(Saved entries)
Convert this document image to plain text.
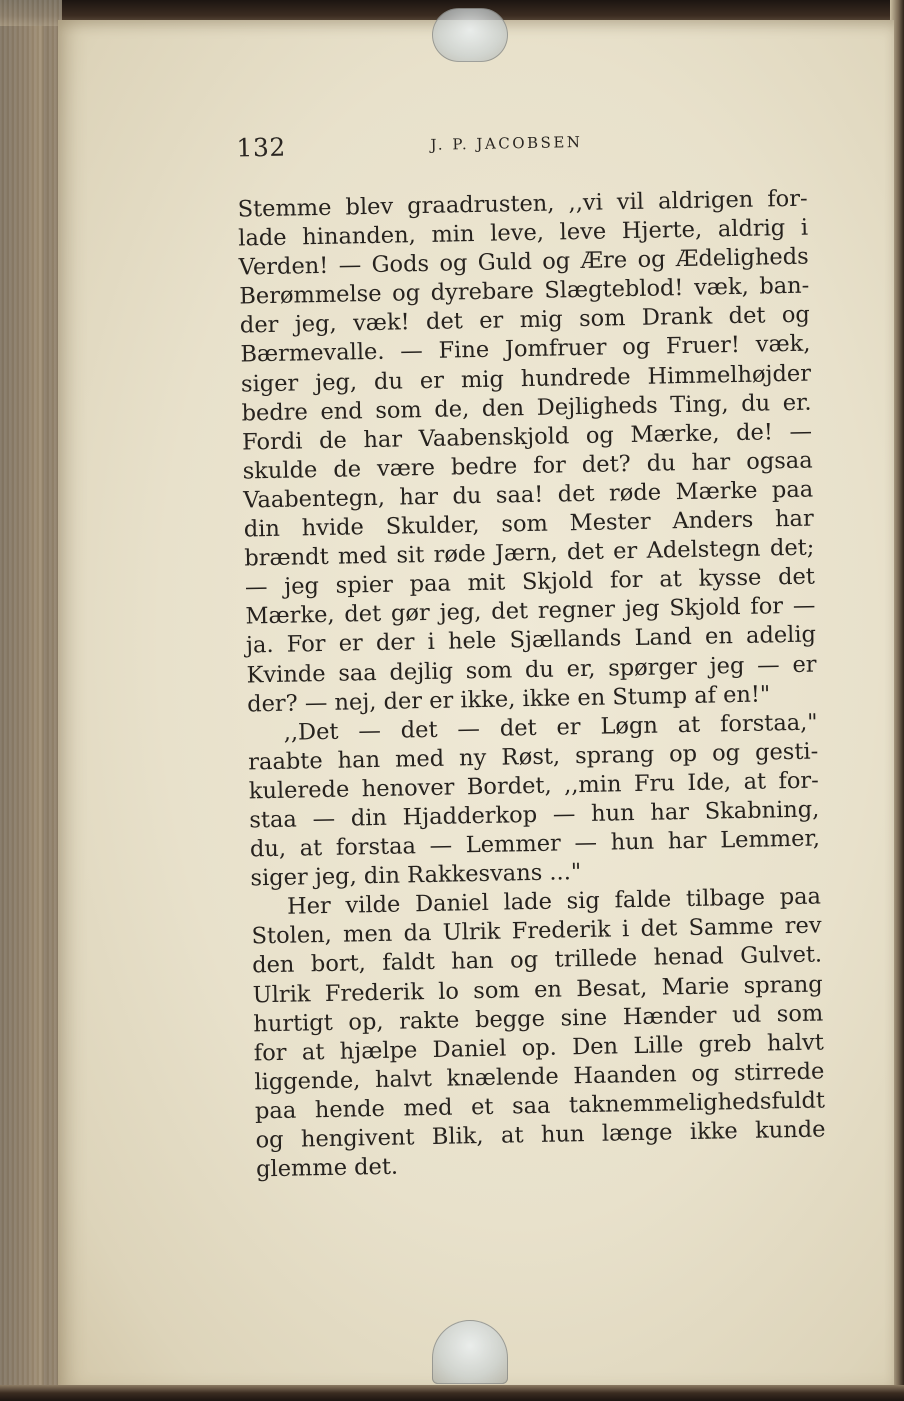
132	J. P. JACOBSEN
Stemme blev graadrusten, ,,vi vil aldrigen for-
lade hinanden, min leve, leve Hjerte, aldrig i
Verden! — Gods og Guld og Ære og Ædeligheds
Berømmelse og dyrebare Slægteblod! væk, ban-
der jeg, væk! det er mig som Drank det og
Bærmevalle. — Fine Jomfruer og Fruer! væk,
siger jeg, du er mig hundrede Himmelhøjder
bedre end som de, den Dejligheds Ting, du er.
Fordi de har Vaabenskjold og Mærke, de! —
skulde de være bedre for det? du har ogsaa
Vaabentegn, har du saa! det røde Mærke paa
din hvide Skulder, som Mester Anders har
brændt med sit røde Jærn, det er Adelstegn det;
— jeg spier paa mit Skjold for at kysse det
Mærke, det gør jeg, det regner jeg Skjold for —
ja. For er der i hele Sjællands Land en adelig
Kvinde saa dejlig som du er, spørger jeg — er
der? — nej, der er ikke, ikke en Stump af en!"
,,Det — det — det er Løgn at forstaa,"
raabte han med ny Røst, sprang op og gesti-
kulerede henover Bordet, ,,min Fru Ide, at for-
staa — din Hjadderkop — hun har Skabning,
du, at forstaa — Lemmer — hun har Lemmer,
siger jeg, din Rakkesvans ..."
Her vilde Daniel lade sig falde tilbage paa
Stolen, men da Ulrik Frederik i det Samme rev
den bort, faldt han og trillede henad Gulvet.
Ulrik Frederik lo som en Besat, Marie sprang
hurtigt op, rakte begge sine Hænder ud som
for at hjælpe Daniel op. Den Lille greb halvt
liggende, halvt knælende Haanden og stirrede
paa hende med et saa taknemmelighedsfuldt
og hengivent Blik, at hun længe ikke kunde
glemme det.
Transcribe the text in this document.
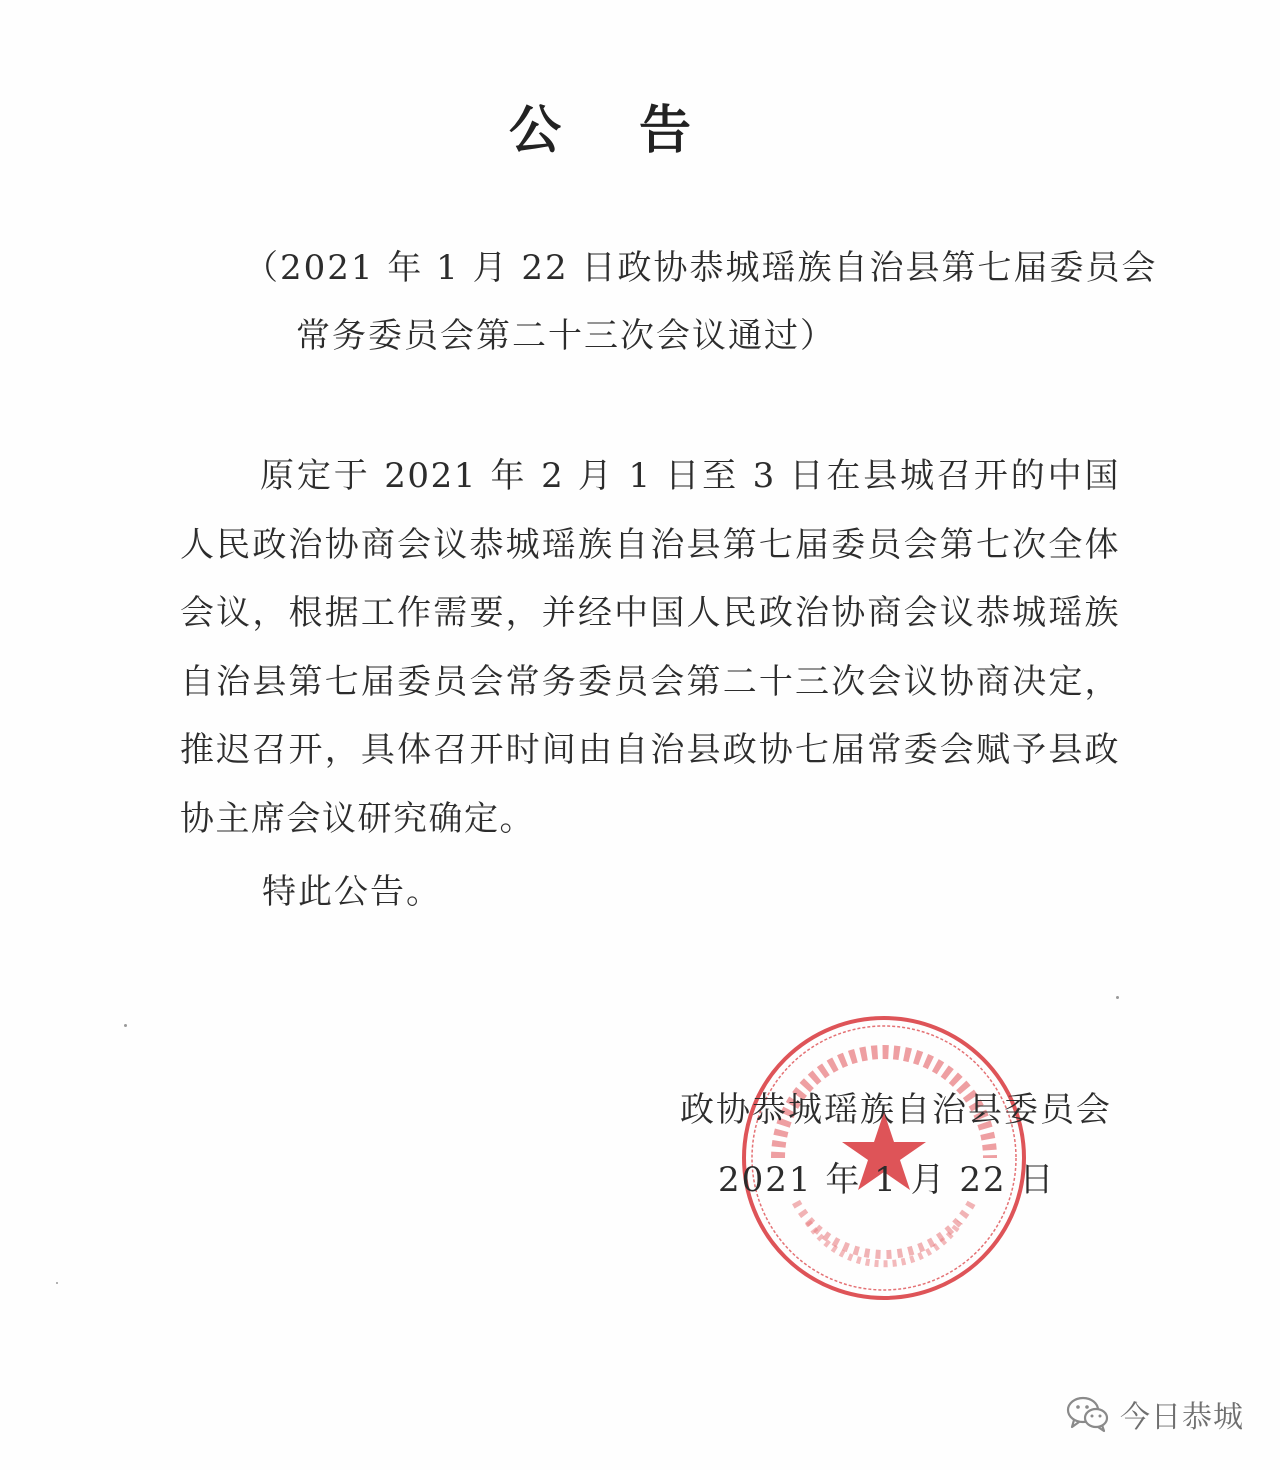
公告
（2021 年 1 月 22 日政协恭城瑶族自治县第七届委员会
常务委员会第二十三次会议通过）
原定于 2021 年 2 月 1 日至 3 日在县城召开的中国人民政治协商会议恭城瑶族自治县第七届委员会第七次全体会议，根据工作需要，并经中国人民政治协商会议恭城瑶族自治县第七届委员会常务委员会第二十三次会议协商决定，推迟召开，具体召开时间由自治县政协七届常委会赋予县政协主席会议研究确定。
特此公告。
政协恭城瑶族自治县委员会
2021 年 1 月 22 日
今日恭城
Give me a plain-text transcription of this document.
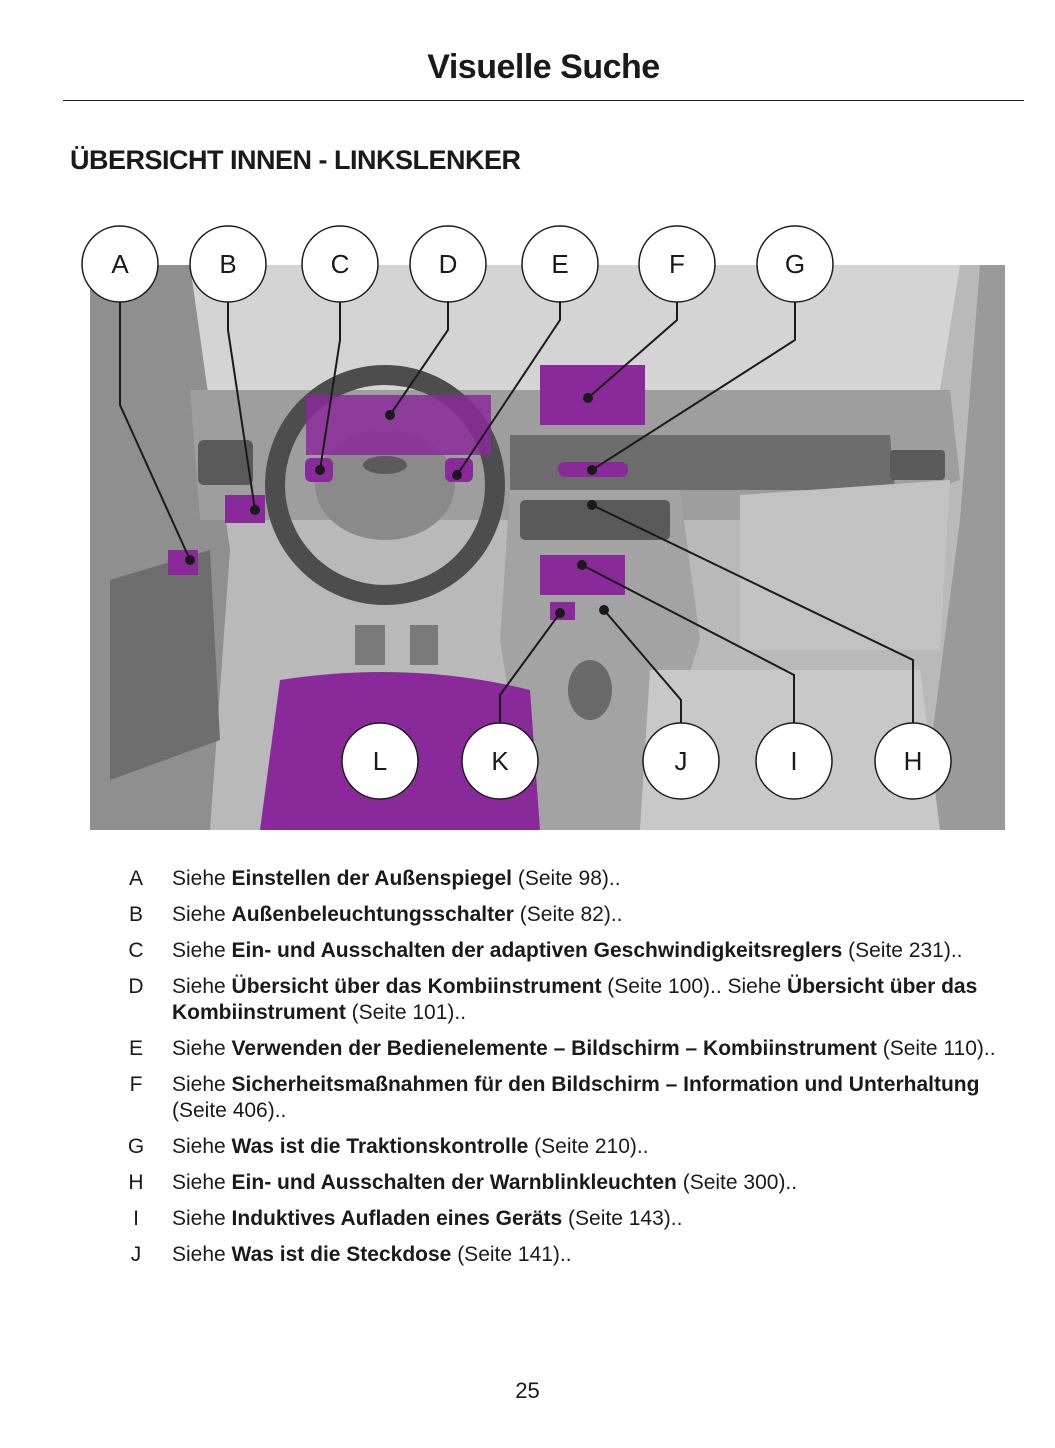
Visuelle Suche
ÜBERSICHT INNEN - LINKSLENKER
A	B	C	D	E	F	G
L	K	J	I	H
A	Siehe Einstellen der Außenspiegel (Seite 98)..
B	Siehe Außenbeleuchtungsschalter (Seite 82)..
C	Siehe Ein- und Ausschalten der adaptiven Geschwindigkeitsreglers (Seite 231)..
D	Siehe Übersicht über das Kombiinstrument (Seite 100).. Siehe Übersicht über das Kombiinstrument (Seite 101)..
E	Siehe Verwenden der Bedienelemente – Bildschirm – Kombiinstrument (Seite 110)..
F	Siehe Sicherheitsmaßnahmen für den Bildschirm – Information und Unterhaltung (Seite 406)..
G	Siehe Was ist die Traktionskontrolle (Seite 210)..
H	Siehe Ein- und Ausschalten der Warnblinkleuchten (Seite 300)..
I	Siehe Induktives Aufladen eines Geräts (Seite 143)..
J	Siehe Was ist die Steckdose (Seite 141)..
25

■ What the task asks ■
Set down all the data again exactly as above, pictures excluded.

■ Output below ■
Convert this document image to plain text.
132	J. P. JACOBSEN
Stemme blev graadrusten, ,,vi vil aldrigen for-
lade hinanden, min leve, leve Hjerte, aldrig i
Verden! — Gods og Guld og Ære og Ædeligheds
Berømmelse og dyrebare Slægteblod! væk, ban-
der jeg, væk! det er mig som Drank det og
Bærmevalle. — Fine Jomfruer og Fruer! væk,
siger jeg, du er mig hundrede Himmelhøjder
bedre end som de, den Dejligheds Ting, du er.
Fordi de har Vaabenskjold og Mærke, de! —
skulde de være bedre for det? du har ogsaa
Vaabentegn, har du saa! det røde Mærke paa
din hvide Skulder, som Mester Anders har
brændt med sit røde Jærn, det er Adelstegn det;
— jeg spier paa mit Skjold for at kysse det
Mærke, det gør jeg, det regner jeg Skjold for —
ja. For er der i hele Sjællands Land en adelig
Kvinde saa dejlig som du er, spørger jeg — er
der? — nej, der er ikke, ikke en Stump af en!"
,,Det — det — det er Løgn at forstaa,"
raabte han med ny Røst, sprang op og gesti-
kulerede henover Bordet, ,,min Fru Ide, at for-
staa — din Hjadderkop — hun har Skabning,
du, at forstaa — Lemmer — hun har Lemmer,
siger jeg, din Rakkesvans ..."
Her vilde Daniel lade sig falde tilbage paa
Stolen, men da Ulrik Frederik i det Samme rev
den bort, faldt han og trillede henad Gulvet.
Ulrik Frederik lo som en Besat, Marie sprang
hurtigt op, rakte begge sine Hænder ud som
for at hjælpe Daniel op. Den Lille greb halvt
liggende, halvt knælende Haanden og stirrede
paa hende med et saa taknemmelighedsfuldt
og hengivent Blik, at hun længe ikke kunde
glemme det.
Transcribe the text in this document.
公告
（2021 年 1 月 22 日政协恭城瑶族自治县第七届委员会
常务委员会第二十三次会议通过）
原定于 2021 年 2 月 1 日至 3 日在县城召开的中国人民政治协商会议恭城瑶族自治县第七届委员会第七次全体会议，根据工作需要，并经中国人民政治协商会议恭城瑶族自治县第七届委员会常务委员会第二十三次会议协商决定，推迟召开，具体召开时间由自治县政协七届常委会赋予县政协主席会议研究确定。
特此公告。
政协恭城瑶族自治县委员会
2021 年 1 月 22 日
今日恭城
Give me a plain-text transcription of this document.
Visuelle Suche
ÜBERSICHT INNEN - LINKSLENKER
A	B	C	D	E	F	G
L	K	J	I	H
A	Siehe Einstellen der Außenspiegel (Seite 98)..
B	Siehe Außenbeleuchtungsschalter (Seite 82)..
C	Siehe Ein- und Ausschalten der adaptiven Geschwindigkeitsreglers (Seite 231)..
D	Siehe Übersicht über das Kombiinstrument (Seite 100).. Siehe Übersicht über das Kombiinstrument (Seite 101)..
E	Siehe Verwenden der Bedienelemente – Bildschirm – Kombiinstrument (Seite 110)..
F	Siehe Sicherheitsmaßnahmen für den Bildschirm – Information und Unterhaltung (Seite 406)..
G	Siehe Was ist die Traktionskontrolle (Seite 210)..
H	Siehe Ein- und Ausschalten der Warnblinkleuchten (Seite 300)..
I	Siehe Induktives Aufladen eines Geräts (Seite 143)..
J	Siehe Was ist die Steckdose (Seite 141)..
25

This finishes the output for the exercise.